Request – Will you transcribe all the entries word for word, skipping the pictures they hold?

A block of data
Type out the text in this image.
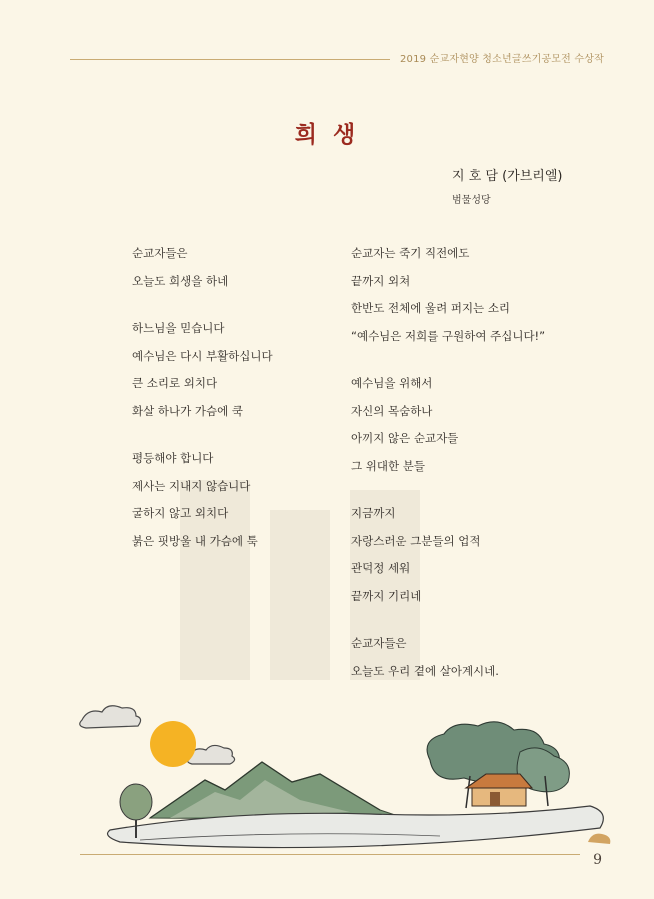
2019 순교자현양 청소년글쓰기공모전 수상작
희 생
지 호 담 (가브리엘)
범물성당
순교자들은
오늘도 희생을 하네
하느님을 믿습니다
예수님은 다시 부활하십니다
큰 소리로 외치다
화살 하나가 가슴에 쿡
평등해야 합니다
제사는 지내지 않습니다
굴하지 않고 외치다
붉은 핏방울 내 가슴에 툭
순교자는 죽기 직전에도
끝까지 외쳐
한반도 전체에 울려 퍼지는 소리
“예수님은 저희를 구원하여 주십니다!”
예수님을 위해서
자신의 목숨하나
아끼지 않은 순교자들
그 위대한 분들
지금까지
자랑스러운 그분들의 업적
관덕정 세워
끝까지 기리네
순교자들은
오늘도 우리 곁에 살아계시네.
9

Correct result –
Type out the text in this image.
2019 순교자현양 청소년글쓰기공모전 수상작
희 생
지 호 담 (가브리엘)
범물성당
순교자들은
오늘도 희생을 하네
하느님을 믿습니다
예수님은 다시 부활하십니다
큰 소리로 외치다
화살 하나가 가슴에 쿡
평등해야 합니다
제사는 지내지 않습니다
굴하지 않고 외치다
붉은 핏방울 내 가슴에 툭
순교자는 죽기 직전에도
끝까지 외쳐
한반도 전체에 울려 퍼지는 소리
“예수님은 저희를 구원하여 주십니다!”
예수님을 위해서
자신의 목숨하나
아끼지 않은 순교자들
그 위대한 분들
지금까지
자랑스러운 그분들의 업적
관덕정 세워
끝까지 기리네
순교자들은
오늘도 우리 곁에 살아계시네.
9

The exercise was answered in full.